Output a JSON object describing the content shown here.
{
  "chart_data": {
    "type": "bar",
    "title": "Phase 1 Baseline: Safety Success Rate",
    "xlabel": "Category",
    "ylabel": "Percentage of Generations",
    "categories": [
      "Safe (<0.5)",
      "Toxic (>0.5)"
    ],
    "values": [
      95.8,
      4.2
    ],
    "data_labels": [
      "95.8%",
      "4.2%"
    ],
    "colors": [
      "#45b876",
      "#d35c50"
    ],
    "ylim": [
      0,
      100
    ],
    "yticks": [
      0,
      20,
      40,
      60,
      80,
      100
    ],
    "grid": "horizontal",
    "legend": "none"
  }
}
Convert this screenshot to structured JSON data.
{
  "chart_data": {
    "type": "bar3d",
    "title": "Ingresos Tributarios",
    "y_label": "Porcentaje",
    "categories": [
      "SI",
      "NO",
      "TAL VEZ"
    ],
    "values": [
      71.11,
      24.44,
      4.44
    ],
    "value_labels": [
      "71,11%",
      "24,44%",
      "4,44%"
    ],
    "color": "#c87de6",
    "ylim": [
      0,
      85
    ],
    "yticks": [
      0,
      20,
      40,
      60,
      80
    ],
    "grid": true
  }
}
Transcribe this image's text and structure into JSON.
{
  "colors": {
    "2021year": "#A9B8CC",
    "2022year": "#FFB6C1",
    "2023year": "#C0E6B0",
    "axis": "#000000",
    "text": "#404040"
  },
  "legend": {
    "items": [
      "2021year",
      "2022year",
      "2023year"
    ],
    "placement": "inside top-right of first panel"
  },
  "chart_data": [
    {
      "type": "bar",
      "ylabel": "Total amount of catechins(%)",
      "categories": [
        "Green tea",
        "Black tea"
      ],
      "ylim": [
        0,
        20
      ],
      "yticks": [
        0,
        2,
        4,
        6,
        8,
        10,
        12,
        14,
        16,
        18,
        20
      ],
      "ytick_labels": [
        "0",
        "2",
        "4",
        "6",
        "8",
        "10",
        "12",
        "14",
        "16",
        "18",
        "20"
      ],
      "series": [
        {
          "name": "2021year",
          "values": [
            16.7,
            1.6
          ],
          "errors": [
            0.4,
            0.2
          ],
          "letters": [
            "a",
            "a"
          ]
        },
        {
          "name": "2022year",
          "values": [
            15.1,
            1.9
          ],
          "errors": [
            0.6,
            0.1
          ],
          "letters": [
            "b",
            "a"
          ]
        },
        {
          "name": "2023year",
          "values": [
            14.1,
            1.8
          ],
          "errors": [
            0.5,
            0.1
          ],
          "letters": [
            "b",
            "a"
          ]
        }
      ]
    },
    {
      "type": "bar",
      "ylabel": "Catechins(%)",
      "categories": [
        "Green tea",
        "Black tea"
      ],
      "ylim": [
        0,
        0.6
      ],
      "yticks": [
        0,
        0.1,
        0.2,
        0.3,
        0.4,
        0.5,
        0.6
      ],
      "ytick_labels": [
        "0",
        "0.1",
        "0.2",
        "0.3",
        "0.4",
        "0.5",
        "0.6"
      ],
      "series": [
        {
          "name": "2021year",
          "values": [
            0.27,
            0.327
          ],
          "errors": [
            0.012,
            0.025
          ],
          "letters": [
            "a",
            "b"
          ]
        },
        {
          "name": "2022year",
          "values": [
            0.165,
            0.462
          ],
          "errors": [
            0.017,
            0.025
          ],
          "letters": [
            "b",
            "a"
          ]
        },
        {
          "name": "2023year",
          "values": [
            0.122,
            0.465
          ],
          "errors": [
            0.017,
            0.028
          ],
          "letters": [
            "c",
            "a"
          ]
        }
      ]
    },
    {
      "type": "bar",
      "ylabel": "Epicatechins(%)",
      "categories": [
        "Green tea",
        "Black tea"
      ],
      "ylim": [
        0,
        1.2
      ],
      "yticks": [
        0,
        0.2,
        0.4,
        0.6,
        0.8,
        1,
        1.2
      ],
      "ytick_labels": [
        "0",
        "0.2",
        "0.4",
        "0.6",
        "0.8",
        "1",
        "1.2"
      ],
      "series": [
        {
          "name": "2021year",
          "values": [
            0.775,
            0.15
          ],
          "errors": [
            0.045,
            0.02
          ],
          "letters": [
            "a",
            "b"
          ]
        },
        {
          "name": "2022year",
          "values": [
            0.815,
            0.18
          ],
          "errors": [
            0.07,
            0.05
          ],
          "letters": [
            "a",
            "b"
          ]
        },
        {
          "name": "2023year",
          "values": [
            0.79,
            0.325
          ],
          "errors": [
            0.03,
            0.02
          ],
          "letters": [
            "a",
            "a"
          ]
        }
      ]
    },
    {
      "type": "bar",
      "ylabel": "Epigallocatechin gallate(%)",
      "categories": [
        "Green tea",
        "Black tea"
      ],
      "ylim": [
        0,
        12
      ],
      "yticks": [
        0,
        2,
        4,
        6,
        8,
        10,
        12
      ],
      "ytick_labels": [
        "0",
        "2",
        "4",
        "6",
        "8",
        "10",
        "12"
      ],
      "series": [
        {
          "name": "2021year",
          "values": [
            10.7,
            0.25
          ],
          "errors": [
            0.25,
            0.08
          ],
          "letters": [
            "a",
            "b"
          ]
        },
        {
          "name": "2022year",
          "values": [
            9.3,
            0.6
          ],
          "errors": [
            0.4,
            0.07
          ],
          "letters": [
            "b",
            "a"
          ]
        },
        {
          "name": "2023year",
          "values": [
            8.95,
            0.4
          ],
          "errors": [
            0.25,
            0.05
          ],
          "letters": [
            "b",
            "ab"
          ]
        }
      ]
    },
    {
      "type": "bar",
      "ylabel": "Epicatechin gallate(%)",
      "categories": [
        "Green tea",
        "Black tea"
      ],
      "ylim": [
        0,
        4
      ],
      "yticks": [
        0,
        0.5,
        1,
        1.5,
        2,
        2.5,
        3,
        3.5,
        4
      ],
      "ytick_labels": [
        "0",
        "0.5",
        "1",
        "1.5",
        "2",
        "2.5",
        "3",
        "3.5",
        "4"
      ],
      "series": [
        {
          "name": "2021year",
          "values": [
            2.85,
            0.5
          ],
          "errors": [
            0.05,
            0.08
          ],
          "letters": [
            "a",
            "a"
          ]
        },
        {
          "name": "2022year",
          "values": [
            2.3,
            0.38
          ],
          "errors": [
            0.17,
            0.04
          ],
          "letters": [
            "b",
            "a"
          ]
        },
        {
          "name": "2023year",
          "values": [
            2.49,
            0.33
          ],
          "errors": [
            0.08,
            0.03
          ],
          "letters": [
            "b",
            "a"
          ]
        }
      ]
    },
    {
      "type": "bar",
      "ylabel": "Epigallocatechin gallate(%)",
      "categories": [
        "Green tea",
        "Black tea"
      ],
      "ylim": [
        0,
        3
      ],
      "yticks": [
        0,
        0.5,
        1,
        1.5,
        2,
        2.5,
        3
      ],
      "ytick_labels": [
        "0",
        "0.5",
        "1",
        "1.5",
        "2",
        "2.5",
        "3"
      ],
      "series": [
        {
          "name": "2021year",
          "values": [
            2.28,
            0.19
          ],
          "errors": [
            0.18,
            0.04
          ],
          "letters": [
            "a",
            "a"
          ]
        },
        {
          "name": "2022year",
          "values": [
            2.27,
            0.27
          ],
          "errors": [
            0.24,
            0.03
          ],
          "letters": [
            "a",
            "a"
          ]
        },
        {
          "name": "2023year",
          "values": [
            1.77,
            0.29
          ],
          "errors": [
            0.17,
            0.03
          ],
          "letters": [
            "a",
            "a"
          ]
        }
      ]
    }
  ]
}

_ _ _ _ _ _ _

-- Your objective --
Report the number of lines in the listing where the string "this" appears, and nothing besides.

-- Task answer --
2